### Exercise
Go through the entries and count the lines with the string "this" in them. Give only that number.

### Exercise materials

:::

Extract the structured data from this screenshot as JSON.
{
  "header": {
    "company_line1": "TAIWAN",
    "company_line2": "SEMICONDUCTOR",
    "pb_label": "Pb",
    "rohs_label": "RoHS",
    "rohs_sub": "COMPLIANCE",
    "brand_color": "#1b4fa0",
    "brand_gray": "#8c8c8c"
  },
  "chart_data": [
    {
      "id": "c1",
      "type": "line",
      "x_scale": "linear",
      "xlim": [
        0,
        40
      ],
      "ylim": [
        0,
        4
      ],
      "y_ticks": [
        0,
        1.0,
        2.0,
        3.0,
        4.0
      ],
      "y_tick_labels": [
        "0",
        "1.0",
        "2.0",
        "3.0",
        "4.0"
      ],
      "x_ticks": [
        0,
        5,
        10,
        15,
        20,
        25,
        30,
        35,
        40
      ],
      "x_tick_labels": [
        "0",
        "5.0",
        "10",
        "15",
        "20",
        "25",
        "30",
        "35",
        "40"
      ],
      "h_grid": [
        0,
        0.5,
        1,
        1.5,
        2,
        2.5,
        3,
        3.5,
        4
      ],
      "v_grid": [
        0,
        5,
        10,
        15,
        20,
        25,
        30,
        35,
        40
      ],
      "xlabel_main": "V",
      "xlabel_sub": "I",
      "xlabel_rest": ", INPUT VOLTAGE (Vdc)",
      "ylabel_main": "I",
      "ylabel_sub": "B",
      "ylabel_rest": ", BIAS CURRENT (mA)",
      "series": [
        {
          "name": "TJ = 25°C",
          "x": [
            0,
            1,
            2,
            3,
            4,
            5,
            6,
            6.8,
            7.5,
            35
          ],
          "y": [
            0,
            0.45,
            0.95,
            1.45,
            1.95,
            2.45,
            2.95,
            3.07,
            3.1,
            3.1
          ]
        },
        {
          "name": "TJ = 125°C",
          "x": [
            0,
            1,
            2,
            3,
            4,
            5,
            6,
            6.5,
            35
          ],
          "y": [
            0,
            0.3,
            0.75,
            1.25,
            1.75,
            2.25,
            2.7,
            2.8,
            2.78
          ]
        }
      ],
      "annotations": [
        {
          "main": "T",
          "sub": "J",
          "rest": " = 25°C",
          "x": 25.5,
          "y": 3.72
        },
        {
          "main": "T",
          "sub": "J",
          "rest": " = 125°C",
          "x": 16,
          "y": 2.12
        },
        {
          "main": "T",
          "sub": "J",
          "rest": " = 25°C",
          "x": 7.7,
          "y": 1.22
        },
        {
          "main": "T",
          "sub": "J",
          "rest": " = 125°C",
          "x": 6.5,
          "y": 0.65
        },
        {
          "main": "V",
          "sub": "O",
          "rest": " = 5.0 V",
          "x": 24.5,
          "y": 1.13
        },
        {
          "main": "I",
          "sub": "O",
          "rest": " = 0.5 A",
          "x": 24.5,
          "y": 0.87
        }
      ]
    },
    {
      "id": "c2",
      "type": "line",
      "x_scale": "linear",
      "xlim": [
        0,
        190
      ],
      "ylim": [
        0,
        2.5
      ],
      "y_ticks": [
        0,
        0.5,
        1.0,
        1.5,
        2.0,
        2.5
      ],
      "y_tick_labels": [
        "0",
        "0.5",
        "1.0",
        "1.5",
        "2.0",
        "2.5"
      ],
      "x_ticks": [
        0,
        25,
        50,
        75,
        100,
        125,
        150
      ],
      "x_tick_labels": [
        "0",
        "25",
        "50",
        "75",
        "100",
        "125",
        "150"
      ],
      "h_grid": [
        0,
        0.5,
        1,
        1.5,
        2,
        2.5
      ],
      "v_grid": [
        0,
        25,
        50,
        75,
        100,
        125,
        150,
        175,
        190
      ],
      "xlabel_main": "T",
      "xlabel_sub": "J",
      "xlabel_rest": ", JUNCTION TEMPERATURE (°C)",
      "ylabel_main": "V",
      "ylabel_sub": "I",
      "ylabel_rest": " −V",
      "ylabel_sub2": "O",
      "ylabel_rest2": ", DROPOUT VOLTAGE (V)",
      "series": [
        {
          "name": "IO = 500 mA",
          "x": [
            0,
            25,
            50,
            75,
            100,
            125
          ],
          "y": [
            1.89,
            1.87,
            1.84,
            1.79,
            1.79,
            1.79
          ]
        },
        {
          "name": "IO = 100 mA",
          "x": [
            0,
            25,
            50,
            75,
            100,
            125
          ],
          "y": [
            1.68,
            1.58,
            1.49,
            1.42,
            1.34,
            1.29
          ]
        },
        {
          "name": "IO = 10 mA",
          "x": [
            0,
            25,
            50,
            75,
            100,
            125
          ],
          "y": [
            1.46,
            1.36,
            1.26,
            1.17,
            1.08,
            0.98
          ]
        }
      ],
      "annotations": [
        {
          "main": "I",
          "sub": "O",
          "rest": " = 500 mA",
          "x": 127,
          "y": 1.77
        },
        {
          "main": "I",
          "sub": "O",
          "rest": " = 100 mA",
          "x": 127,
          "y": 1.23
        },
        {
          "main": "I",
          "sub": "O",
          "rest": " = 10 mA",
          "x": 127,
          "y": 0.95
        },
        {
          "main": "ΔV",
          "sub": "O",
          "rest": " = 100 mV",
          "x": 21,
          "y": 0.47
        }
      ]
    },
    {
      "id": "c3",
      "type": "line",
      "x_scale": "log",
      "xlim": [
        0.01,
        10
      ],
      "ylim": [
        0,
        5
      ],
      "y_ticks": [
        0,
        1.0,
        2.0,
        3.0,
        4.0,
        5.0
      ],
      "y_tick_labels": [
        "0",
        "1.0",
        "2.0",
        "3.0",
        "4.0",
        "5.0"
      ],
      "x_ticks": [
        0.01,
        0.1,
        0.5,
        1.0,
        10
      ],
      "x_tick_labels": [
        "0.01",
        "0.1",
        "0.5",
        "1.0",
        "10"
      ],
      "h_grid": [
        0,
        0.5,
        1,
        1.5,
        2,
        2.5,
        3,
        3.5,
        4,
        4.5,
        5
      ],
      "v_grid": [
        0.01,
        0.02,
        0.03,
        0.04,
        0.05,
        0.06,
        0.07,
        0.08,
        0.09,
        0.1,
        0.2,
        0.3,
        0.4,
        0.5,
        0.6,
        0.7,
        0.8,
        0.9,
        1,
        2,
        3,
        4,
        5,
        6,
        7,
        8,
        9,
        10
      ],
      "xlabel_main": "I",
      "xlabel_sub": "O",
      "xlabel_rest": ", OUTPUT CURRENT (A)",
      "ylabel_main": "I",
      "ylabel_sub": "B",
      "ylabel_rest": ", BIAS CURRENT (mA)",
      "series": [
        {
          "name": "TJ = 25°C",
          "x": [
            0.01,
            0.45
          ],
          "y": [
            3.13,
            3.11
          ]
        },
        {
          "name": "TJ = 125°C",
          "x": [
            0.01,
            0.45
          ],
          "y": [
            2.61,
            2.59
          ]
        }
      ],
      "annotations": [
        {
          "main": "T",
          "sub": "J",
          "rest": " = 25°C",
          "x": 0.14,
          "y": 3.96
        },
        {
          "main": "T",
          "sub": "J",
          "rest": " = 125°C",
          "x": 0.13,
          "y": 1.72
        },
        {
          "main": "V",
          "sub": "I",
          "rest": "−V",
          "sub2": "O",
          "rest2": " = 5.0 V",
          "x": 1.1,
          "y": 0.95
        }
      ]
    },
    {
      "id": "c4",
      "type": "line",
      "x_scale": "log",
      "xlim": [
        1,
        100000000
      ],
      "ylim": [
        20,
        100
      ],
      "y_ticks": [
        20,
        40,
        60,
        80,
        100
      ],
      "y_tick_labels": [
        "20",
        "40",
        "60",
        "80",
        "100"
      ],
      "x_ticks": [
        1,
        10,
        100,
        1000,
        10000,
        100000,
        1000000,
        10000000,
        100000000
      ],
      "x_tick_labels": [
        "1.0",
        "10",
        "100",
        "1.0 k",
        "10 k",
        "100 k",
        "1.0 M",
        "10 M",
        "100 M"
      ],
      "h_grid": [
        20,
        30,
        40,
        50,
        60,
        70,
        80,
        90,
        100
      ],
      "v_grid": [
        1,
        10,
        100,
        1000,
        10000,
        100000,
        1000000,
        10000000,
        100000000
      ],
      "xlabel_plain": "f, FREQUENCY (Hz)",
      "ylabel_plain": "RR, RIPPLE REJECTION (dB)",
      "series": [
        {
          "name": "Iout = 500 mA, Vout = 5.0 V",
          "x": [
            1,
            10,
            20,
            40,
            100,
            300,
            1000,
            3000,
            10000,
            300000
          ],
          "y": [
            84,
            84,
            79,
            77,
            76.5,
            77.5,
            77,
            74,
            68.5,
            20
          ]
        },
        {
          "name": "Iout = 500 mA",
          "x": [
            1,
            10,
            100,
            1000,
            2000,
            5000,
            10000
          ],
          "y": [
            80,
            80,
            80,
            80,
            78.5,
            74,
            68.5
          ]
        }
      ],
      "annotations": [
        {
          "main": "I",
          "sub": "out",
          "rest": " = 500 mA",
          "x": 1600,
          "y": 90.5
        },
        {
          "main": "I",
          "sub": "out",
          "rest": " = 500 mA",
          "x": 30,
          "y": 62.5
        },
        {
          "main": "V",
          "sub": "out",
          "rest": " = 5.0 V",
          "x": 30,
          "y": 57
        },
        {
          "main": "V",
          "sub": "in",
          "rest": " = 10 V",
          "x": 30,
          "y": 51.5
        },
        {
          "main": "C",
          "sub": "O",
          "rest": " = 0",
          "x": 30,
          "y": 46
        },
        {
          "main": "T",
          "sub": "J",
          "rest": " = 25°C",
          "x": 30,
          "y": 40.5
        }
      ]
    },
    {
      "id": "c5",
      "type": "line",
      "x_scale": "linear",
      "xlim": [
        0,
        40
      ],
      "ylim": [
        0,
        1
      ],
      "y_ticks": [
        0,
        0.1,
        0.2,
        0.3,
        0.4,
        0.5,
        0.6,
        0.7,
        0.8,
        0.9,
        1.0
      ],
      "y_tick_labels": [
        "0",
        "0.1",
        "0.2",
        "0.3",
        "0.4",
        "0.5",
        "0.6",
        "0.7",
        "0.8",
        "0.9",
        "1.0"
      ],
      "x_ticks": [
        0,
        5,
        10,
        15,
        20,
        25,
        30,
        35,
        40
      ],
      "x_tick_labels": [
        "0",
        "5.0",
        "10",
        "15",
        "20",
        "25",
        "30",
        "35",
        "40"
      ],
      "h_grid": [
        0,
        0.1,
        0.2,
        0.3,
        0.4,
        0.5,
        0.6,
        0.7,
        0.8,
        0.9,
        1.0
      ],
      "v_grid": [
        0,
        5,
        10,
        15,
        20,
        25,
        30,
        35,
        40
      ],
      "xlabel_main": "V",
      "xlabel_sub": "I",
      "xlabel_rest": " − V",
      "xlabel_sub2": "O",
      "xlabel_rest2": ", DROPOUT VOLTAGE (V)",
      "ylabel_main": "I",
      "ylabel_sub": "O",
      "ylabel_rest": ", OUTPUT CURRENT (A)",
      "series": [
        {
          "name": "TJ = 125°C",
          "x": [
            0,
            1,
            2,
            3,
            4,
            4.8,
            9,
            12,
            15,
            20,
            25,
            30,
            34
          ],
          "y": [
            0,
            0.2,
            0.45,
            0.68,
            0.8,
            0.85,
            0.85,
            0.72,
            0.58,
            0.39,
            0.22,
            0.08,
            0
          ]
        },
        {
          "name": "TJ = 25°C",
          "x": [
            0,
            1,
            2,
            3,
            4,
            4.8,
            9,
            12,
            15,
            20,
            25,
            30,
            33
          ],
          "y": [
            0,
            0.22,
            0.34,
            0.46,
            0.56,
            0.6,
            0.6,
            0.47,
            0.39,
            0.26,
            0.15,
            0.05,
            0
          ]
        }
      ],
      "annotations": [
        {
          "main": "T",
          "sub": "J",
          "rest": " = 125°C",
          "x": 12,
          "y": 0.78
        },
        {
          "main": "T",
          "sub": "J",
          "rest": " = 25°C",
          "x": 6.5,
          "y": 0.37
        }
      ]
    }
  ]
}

:::

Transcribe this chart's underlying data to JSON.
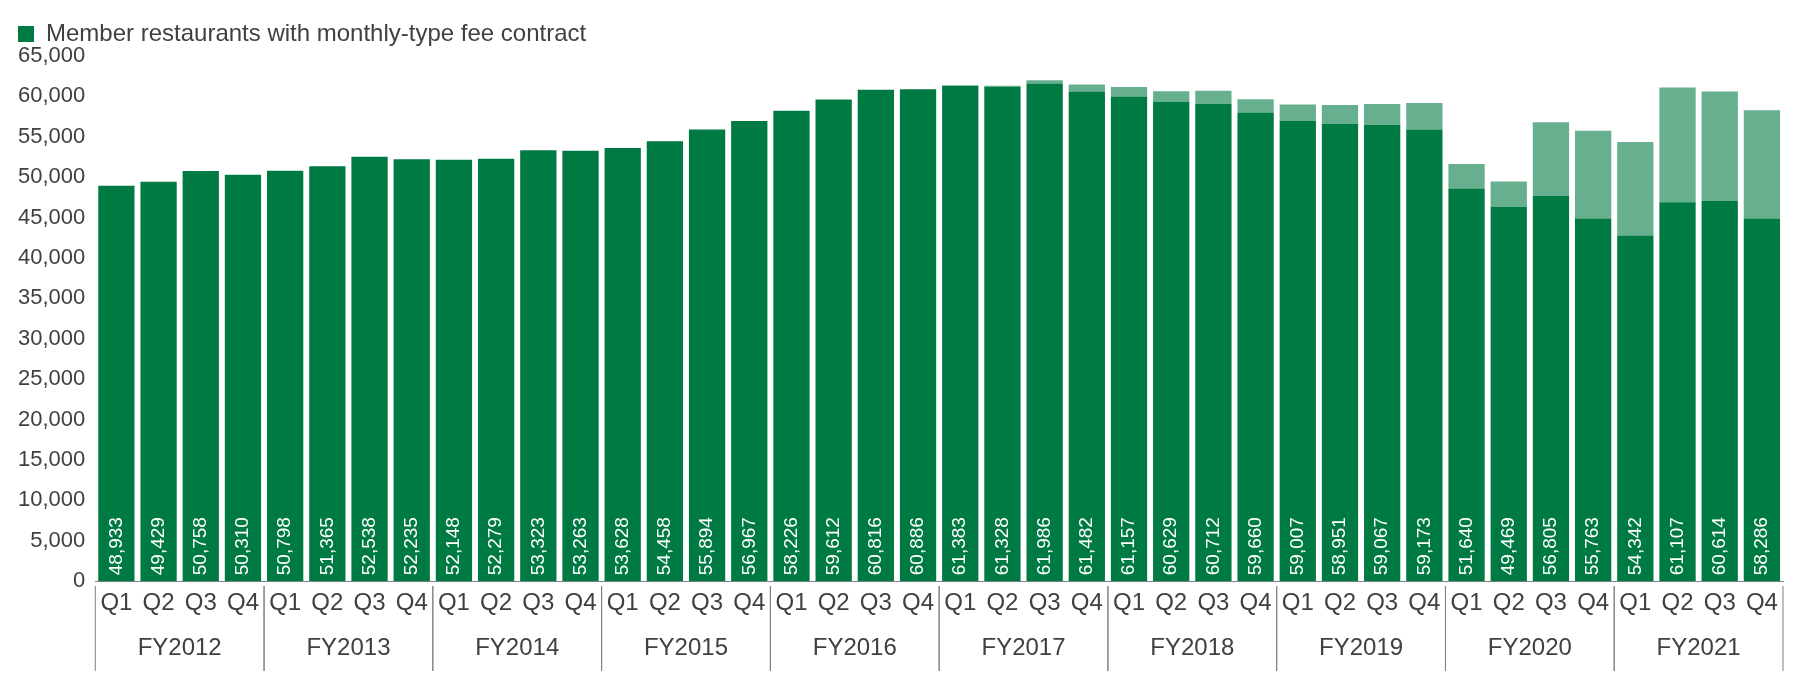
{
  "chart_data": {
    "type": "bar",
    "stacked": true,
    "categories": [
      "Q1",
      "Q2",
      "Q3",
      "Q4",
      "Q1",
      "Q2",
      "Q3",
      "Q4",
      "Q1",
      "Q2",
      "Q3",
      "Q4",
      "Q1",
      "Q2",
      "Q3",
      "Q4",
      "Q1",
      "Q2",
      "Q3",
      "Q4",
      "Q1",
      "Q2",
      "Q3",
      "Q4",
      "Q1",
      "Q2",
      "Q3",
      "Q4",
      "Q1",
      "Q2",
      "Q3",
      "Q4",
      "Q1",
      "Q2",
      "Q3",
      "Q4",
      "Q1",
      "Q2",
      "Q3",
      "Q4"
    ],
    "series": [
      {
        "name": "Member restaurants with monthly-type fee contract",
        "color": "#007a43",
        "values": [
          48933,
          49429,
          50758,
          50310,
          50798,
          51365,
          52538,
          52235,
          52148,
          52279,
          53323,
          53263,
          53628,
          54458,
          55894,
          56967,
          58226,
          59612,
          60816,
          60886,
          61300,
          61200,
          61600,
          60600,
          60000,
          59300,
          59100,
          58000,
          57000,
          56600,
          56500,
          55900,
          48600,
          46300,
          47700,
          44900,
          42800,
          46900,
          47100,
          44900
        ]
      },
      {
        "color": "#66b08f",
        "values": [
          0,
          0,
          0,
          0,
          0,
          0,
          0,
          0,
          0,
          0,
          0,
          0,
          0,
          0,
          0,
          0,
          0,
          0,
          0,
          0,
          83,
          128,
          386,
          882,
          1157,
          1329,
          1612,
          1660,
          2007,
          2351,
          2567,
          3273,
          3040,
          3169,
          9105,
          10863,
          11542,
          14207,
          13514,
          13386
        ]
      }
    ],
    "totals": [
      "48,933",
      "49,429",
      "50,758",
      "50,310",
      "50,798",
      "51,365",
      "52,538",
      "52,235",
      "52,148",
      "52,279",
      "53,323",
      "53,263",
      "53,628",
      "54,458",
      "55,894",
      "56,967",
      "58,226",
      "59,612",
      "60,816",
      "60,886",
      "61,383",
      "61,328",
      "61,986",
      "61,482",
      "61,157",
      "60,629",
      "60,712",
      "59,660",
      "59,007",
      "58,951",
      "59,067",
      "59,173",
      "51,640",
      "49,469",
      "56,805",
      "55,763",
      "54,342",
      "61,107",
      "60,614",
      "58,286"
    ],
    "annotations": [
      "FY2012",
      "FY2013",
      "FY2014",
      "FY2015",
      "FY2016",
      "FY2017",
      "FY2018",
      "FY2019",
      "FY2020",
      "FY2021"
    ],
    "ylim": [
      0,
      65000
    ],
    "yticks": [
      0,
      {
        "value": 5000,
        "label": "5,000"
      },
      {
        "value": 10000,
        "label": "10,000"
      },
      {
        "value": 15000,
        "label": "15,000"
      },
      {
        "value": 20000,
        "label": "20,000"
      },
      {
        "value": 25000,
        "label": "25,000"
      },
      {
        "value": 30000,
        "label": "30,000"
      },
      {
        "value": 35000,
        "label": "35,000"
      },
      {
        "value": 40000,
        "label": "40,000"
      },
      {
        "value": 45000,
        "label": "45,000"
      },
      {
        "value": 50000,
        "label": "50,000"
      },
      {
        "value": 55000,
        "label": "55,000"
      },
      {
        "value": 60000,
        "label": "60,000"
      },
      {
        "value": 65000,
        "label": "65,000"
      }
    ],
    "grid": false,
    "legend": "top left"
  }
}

:::

### Task result
2